* _Work to do_: The listing below should be written out exactly; please include all of it.
** START Data to use **
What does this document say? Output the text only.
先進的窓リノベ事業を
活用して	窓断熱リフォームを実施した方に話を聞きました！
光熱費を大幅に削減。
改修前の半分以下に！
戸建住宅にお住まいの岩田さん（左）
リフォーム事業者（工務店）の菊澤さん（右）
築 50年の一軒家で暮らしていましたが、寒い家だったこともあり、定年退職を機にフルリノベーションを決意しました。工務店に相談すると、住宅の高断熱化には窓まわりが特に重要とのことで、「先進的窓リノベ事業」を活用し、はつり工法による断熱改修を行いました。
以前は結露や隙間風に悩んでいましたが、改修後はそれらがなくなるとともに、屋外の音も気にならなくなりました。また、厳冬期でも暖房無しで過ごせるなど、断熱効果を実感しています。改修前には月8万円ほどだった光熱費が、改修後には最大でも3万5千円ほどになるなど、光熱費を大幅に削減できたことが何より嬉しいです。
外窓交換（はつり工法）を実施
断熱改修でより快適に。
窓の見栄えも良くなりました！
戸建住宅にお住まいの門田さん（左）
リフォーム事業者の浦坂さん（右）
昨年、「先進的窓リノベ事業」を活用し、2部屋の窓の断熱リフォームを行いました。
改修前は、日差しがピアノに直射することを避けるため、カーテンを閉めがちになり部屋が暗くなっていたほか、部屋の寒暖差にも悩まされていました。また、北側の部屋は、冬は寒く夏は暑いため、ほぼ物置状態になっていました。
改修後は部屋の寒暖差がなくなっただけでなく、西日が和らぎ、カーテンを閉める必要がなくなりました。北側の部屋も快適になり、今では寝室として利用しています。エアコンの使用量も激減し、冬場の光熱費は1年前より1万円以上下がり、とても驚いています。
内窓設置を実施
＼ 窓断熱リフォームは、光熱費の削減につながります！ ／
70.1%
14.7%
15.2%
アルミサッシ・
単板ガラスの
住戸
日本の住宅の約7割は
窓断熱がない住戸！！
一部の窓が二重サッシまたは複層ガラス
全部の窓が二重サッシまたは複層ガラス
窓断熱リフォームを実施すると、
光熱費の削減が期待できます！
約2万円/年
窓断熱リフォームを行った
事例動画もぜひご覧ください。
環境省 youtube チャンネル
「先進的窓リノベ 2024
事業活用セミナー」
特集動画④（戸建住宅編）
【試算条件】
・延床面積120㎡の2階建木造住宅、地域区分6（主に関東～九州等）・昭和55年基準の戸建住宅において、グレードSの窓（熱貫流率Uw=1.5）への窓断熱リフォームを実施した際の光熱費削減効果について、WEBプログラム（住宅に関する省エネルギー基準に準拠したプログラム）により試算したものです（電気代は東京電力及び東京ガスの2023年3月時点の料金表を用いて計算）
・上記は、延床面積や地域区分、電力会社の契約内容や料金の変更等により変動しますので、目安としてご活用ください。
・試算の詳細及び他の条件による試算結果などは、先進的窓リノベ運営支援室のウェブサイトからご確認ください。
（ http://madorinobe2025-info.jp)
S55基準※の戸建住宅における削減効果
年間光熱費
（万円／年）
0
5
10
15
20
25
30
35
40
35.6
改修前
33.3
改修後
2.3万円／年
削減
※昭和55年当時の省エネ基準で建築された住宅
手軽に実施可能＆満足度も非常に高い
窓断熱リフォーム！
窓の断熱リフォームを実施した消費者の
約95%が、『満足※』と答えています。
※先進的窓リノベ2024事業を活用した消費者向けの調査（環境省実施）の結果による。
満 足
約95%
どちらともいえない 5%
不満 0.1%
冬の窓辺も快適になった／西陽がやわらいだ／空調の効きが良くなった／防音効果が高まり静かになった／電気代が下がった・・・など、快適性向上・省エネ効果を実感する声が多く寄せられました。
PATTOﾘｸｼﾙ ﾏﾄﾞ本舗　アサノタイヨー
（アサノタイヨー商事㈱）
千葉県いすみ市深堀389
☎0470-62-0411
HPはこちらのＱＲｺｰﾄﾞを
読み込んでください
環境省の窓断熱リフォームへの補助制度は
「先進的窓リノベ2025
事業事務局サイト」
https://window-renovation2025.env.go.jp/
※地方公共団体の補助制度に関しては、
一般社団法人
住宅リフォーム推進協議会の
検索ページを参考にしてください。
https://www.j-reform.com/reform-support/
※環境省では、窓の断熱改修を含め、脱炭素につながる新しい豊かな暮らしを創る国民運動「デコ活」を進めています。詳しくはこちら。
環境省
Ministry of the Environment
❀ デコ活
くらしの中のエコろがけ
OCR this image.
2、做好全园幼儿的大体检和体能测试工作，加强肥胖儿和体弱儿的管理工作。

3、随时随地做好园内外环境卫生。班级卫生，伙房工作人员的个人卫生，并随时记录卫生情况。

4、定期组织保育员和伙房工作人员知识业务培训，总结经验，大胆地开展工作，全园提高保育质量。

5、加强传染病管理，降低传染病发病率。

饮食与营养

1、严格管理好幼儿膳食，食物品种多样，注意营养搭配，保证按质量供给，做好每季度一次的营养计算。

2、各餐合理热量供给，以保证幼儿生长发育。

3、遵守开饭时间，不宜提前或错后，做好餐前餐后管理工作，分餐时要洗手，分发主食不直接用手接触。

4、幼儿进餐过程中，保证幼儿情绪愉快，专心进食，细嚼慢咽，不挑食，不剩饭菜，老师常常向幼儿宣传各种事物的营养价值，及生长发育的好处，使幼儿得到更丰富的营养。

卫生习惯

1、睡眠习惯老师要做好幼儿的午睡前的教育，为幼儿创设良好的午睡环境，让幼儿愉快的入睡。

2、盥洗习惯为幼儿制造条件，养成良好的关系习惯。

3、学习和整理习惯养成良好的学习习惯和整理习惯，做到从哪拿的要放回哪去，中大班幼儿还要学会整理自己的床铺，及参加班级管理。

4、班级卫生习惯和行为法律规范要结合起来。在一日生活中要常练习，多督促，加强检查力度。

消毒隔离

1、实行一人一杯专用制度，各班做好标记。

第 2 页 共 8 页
** END Data to use **
* _The output_:
What does this document say? Output the text only.
先進的窓リノベ事業を
活用して	窓断熱リフォームを実施した方に話を聞きました！
光熱費を大幅に削減。
改修前の半分以下に！
戸建住宅にお住まいの岩田さん（左）
リフォーム事業者（工務店）の菊澤さん（右）
築 50年の一軒家で暮らしていましたが、寒い家だったこともあり、定年退職を機にフルリノベーションを決意しました。工務店に相談すると、住宅の高断熱化には窓まわりが特に重要とのことで、「先進的窓リノベ事業」を活用し、はつり工法による断熱改修を行いました。
以前は結露や隙間風に悩んでいましたが、改修後はそれらがなくなるとともに、屋外の音も気にならなくなりました。また、厳冬期でも暖房無しで過ごせるなど、断熱効果を実感しています。改修前には月8万円ほどだった光熱費が、改修後には最大でも3万5千円ほどになるなど、光熱費を大幅に削減できたことが何より嬉しいです。
外窓交換（はつり工法）を実施
断熱改修でより快適に。
窓の見栄えも良くなりました！
戸建住宅にお住まいの門田さん（左）
リフォーム事業者の浦坂さん（右）
昨年、「先進的窓リノベ事業」を活用し、2部屋の窓の断熱リフォームを行いました。
改修前は、日差しがピアノに直射することを避けるため、カーテンを閉めがちになり部屋が暗くなっていたほか、部屋の寒暖差にも悩まされていました。また、北側の部屋は、冬は寒く夏は暑いため、ほぼ物置状態になっていました。
改修後は部屋の寒暖差がなくなっただけでなく、西日が和らぎ、カーテンを閉める必要がなくなりました。北側の部屋も快適になり、今では寝室として利用しています。エアコンの使用量も激減し、冬場の光熱費は1年前より1万円以上下がり、とても驚いています。
内窓設置を実施
＼ 窓断熱リフォームは、光熱費の削減につながります！ ／
70.1%
14.7%
15.2%
アルミサッシ・
単板ガラスの
住戸
日本の住宅の約7割は
窓断熱がない住戸！！
一部の窓が二重サッシまたは複層ガラス
全部の窓が二重サッシまたは複層ガラス
窓断熱リフォームを実施すると、
光熱費の削減が期待できます！
約2万円/年
窓断熱リフォームを行った
事例動画もぜひご覧ください。
環境省 youtube チャンネル
「先進的窓リノベ 2024
事業活用セミナー」
特集動画④（戸建住宅編）
【試算条件】
・延床面積120㎡の2階建木造住宅、地域区分6（主に関東～九州等）・昭和55年基準の戸建住宅において、グレードSの窓（熱貫流率Uw=1.5）への窓断熱リフォームを実施した際の光熱費削減効果について、WEBプログラム（住宅に関する省エネルギー基準に準拠したプログラム）により試算したものです（電気代は東京電力及び東京ガスの2023年3月時点の料金表を用いて計算）
・上記は、延床面積や地域区分、電力会社の契約内容や料金の変更等により変動しますので、目安としてご活用ください。
・試算の詳細及び他の条件による試算結果などは、先進的窓リノベ運営支援室のウェブサイトからご確認ください。
（ http://madorinobe2025-info.jp)
S55基準※の戸建住宅における削減効果
年間光熱費
（万円／年）
0
5
10
15
20
25
30
35
40
35.6
改修前
33.3
改修後
2.3万円／年
削減
※昭和55年当時の省エネ基準で建築された住宅
手軽に実施可能＆満足度も非常に高い
窓断熱リフォーム！
窓の断熱リフォームを実施した消費者の
約95%が、『満足※』と答えています。
※先進的窓リノベ2024事業を活用した消費者向けの調査（環境省実施）の結果による。
満 足
約95%
どちらともいえない 5%
不満 0.1%
冬の窓辺も快適になった／西陽がやわらいだ／空調の効きが良くなった／防音効果が高まり静かになった／電気代が下がった・・・など、快適性向上・省エネ効果を実感する声が多く寄せられました。
PATTOﾘｸｼﾙ ﾏﾄﾞ本舗　アサノタイヨー
（アサノタイヨー商事㈱）
千葉県いすみ市深堀389
☎0470-62-0411
HPはこちらのＱＲｺｰﾄﾞを
読み込んでください
環境省の窓断熱リフォームへの補助制度は
「先進的窓リノベ2025
事業事務局サイト」
https://window-renovation2025.env.go.jp/
※地方公共団体の補助制度に関しては、
一般社団法人
住宅リフォーム推進協議会の
検索ページを参考にしてください。
https://www.j-reform.com/reform-support/
※環境省では、窓の断熱改修を含め、脱炭素につながる新しい豊かな暮らしを創る国民運動「デコ活」を進めています。詳しくはこちら。
環境省
Ministry of the Environment
❀ デコ活
くらしの中のエコろがけ
OCR this image.
2、做好全园幼儿的大体检和体能测试工作，加强肥胖儿和体弱儿的管理工作。

3、随时随地做好园内外环境卫生。班级卫生，伙房工作人员的个人卫生，并随时记录卫生情况。

4、定期组织保育员和伙房工作人员知识业务培训，总结经验，大胆地开展工作，全园提高保育质量。

5、加强传染病管理，降低传染病发病率。

饮食与营养

1、严格管理好幼儿膳食，食物品种多样，注意营养搭配，保证按质量供给，做好每季度一次的营养计算。

2、各餐合理热量供给，以保证幼儿生长发育。

3、遵守开饭时间，不宜提前或错后，做好餐前餐后管理工作，分餐时要洗手，分发主食不直接用手接触。

4、幼儿进餐过程中，保证幼儿情绪愉快，专心进食，细嚼慢咽，不挑食，不剩饭菜，老师常常向幼儿宣传各种事物的营养价值，及生长发育的好处，使幼儿得到更丰富的营养。

卫生习惯

1、睡眠习惯老师要做好幼儿的午睡前的教育，为幼儿创设良好的午睡环境，让幼儿愉快的入睡。

2、盥洗习惯为幼儿制造条件，养成良好的关系习惯。

3、学习和整理习惯养成良好的学习习惯和整理习惯，做到从哪拿的要放回哪去，中大班幼儿还要学会整理自己的床铺，及参加班级管理。

4、班级卫生习惯和行为法律规范要结合起来。在一日生活中要常练习，多督促，加强检查力度。

消毒隔离

1、实行一人一杯专用制度，各班做好标记。

第 2 页 共 8 页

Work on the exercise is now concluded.